**Your objective:** Return the lines where the word "обычного" occurs.

**Material for this task:**
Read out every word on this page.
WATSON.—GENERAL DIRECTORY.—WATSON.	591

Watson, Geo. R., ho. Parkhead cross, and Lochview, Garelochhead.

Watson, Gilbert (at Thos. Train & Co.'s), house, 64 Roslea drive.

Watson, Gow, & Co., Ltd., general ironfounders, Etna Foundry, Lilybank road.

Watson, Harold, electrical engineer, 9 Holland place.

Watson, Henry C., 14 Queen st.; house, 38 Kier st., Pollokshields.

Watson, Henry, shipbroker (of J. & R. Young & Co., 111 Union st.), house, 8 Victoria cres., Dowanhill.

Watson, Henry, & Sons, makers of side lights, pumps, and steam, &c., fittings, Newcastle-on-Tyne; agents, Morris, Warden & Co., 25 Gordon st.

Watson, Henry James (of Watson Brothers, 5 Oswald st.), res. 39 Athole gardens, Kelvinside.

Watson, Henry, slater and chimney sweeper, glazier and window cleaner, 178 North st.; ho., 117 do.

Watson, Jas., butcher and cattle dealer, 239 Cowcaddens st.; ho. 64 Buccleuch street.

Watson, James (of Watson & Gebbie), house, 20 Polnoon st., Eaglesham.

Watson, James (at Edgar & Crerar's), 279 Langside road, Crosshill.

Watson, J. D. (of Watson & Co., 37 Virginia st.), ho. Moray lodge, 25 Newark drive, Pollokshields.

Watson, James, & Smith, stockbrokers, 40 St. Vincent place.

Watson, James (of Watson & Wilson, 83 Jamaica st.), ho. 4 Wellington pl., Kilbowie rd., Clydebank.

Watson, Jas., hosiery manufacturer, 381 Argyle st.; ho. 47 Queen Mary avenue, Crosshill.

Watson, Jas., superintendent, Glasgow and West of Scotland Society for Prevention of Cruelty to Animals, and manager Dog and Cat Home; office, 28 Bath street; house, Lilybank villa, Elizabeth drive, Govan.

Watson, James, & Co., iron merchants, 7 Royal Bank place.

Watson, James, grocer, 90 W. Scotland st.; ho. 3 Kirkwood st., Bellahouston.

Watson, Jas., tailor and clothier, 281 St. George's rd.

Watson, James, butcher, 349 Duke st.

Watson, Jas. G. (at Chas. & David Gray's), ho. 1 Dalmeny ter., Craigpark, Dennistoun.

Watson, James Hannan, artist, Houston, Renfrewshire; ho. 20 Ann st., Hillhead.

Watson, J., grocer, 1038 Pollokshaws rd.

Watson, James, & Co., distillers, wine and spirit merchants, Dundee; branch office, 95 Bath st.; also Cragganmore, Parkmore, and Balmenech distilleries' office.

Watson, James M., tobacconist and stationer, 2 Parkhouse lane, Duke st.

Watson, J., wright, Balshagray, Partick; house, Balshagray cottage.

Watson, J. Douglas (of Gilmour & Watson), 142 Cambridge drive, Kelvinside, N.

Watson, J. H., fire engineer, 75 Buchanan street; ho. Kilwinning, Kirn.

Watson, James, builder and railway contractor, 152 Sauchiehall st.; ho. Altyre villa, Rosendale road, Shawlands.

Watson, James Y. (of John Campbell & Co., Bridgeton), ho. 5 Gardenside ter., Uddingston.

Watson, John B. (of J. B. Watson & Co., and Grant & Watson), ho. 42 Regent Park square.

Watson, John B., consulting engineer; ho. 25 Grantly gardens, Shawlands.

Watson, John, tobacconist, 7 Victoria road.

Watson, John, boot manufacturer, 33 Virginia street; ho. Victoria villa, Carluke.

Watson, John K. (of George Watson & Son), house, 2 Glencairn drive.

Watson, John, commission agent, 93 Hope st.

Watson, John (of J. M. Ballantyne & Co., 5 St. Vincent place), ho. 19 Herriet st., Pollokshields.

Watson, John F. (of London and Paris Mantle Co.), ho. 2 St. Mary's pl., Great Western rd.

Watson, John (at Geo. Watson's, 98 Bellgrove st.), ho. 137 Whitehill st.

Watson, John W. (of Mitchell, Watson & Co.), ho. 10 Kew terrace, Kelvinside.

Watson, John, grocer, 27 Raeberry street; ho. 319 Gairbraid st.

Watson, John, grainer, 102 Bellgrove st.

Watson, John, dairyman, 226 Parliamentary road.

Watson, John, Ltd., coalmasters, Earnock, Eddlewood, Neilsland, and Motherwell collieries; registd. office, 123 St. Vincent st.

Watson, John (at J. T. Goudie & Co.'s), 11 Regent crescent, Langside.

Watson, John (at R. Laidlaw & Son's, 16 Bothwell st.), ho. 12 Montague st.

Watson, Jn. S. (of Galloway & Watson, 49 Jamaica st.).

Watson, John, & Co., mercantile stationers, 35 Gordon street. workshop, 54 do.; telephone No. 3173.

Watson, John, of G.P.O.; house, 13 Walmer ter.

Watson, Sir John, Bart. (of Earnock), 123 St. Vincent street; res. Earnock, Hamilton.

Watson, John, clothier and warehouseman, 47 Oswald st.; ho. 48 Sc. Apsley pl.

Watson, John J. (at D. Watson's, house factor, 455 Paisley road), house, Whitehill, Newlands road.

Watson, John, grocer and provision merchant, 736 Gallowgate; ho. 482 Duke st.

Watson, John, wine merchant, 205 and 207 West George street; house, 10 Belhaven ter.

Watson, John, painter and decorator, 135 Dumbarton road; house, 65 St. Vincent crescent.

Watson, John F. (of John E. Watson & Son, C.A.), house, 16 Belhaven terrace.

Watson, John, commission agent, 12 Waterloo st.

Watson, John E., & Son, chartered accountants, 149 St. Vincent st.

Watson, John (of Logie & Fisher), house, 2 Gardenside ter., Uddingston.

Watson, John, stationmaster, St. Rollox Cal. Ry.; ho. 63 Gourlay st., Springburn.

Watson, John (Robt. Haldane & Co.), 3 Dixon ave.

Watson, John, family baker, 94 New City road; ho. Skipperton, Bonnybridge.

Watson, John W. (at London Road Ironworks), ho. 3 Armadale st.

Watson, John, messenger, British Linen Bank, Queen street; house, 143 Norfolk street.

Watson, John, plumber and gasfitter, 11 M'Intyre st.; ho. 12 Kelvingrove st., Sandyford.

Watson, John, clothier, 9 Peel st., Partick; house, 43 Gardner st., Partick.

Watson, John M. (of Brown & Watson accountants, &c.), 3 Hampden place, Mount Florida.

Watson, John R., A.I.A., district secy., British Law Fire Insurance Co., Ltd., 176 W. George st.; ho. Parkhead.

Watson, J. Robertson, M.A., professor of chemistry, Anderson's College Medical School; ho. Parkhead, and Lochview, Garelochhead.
...
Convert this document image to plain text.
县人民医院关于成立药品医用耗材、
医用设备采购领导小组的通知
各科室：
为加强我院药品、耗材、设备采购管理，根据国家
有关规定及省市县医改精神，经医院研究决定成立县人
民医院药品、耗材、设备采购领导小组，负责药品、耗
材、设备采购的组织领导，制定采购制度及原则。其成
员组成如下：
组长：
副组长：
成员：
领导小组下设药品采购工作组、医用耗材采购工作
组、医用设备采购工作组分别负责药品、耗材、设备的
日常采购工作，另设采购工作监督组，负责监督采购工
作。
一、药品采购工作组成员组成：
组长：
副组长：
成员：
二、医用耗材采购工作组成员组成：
--
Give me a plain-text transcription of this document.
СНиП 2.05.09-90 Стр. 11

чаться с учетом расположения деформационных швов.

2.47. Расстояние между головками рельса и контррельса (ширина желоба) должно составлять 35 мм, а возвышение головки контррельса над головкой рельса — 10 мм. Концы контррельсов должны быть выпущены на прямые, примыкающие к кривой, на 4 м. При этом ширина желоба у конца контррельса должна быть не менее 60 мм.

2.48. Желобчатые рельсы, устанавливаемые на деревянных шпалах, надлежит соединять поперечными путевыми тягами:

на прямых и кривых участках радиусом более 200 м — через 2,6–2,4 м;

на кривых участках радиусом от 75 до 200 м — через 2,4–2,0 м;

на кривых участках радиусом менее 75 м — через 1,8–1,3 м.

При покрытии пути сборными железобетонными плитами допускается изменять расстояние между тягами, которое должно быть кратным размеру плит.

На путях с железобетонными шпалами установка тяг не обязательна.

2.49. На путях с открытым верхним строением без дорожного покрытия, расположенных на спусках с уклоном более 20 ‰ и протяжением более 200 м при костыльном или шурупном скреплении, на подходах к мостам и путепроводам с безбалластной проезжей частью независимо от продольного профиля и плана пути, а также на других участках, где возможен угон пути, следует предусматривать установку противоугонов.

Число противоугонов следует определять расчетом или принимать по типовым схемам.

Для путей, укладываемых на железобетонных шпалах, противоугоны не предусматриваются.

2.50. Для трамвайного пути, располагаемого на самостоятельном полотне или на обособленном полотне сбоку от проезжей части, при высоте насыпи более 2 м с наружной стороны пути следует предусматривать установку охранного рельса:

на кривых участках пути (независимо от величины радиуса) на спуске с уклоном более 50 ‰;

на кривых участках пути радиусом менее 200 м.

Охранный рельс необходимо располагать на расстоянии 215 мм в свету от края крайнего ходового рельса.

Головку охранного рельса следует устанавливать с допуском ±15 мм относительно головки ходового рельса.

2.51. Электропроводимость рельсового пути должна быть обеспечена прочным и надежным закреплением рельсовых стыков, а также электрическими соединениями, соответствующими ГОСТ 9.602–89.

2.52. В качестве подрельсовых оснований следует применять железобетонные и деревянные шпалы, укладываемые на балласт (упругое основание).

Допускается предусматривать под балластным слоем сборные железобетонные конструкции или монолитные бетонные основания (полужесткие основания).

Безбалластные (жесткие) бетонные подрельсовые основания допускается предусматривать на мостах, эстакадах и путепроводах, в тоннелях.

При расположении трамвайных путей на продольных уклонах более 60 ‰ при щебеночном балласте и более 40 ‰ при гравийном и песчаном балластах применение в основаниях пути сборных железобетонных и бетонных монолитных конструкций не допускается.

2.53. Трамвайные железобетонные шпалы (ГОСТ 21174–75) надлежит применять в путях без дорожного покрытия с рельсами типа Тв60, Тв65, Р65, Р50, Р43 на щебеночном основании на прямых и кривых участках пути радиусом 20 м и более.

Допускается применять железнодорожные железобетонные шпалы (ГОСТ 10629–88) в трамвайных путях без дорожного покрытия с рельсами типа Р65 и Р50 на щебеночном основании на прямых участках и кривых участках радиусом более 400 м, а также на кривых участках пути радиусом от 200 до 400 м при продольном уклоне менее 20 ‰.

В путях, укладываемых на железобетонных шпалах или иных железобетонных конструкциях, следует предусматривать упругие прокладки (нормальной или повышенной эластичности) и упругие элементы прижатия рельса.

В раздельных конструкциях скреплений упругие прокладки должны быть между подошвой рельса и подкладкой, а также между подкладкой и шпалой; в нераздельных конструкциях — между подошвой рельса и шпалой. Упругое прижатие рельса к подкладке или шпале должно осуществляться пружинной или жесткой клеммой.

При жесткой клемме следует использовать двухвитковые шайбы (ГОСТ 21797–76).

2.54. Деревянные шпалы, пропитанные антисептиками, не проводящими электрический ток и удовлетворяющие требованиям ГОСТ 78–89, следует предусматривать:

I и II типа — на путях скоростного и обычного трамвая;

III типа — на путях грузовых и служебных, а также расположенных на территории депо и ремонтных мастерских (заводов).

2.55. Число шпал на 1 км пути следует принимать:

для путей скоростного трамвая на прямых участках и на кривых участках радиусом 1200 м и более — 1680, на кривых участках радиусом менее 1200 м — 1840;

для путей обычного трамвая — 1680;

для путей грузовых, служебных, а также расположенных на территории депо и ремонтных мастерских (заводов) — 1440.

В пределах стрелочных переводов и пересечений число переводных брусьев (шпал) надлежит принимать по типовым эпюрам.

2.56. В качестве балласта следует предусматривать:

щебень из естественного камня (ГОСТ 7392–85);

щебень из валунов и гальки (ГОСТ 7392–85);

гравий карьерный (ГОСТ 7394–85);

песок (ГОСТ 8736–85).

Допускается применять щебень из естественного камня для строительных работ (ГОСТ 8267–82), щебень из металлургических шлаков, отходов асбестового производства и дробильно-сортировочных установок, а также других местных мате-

**Answer in full:**
I и II типа — на путях скоростного и обычного трамвая;
для путей обычного трамвая — 1680;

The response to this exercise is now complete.